Write every record out again exactly as given.
## begin Data provided
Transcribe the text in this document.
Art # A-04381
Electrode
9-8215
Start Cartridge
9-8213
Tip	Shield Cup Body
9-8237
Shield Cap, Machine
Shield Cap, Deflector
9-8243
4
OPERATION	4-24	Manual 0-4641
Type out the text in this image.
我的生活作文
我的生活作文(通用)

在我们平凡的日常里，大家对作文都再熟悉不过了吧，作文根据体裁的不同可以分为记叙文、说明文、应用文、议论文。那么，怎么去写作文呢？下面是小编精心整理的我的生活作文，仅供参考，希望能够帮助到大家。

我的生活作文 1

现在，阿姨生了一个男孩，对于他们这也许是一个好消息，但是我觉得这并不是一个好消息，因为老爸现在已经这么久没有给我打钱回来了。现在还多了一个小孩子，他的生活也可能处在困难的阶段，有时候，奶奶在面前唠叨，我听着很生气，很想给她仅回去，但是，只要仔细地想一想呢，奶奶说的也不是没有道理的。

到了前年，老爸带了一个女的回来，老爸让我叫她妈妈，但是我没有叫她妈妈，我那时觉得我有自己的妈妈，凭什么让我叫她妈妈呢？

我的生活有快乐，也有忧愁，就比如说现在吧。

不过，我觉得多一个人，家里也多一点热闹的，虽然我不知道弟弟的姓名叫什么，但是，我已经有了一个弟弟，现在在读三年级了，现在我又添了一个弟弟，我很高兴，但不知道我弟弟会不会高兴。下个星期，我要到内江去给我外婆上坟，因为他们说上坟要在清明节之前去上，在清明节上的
## end Data provided
#### [Answer in full]
Transcribe the text in this document.
Art # A-04381
Electrode
9-8215
Start Cartridge
9-8213
Tip	Shield Cup Body
9-8237
Shield Cap, Machine
Shield Cap, Deflector
9-8243
4
OPERATION	4-24	Manual 0-4641
Type out the text in this image.
我的生活作文
我的生活作文(通用)

在我们平凡的日常里，大家对作文都再熟悉不过了吧，作文根据体裁的不同可以分为记叙文、说明文、应用文、议论文。那么，怎么去写作文呢？下面是小编精心整理的我的生活作文，仅供参考，希望能够帮助到大家。

我的生活作文 1

现在，阿姨生了一个男孩，对于他们这也许是一个好消息，但是我觉得这并不是一个好消息，因为老爸现在已经这么久没有给我打钱回来了。现在还多了一个小孩子，他的生活也可能处在困难的阶段，有时候，奶奶在面前唠叨，我听着很生气，很想给她仅回去，但是，只要仔细地想一想呢，奶奶说的也不是没有道理的。

到了前年，老爸带了一个女的回来，老爸让我叫她妈妈，但是我没有叫她妈妈，我那时觉得我有自己的妈妈，凭什么让我叫她妈妈呢？

我的生活有快乐，也有忧愁，就比如说现在吧。

不过，我觉得多一个人，家里也多一点热闹的，虽然我不知道弟弟的姓名叫什么，但是，我已经有了一个弟弟，现在在读三年级了，现在我又添了一个弟弟，我很高兴，但不知道我弟弟会不会高兴。下个星期，我要到内江去给我外婆上坟，因为他们说上坟要在清明节之前去上，在清明节上的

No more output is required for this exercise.